[Chart and figure data]
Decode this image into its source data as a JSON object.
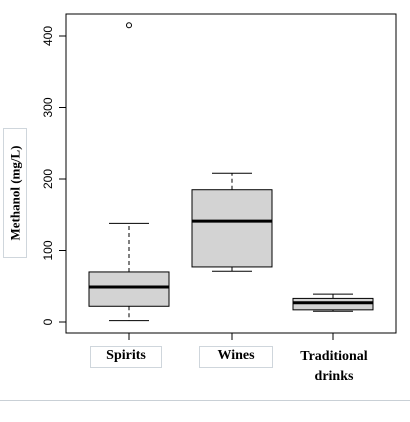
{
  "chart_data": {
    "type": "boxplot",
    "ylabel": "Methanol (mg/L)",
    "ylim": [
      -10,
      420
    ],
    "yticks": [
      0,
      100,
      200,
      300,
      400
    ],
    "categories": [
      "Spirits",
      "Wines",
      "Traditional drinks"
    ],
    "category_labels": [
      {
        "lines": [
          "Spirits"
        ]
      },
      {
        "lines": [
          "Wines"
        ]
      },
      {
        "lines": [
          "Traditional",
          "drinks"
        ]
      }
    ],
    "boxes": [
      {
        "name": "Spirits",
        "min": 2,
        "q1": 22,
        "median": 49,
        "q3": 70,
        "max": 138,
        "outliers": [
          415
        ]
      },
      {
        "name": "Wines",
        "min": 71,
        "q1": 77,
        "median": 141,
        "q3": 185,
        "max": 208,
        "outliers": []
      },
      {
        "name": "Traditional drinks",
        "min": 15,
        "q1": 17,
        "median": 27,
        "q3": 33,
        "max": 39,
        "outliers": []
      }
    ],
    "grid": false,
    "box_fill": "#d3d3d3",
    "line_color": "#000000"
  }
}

## What the exercise asks
Go through the records and copy each line with "Traditional" in it.

## Expected answer
      "Traditional drinks"
          "Traditional",
        "name": "Traditional drinks",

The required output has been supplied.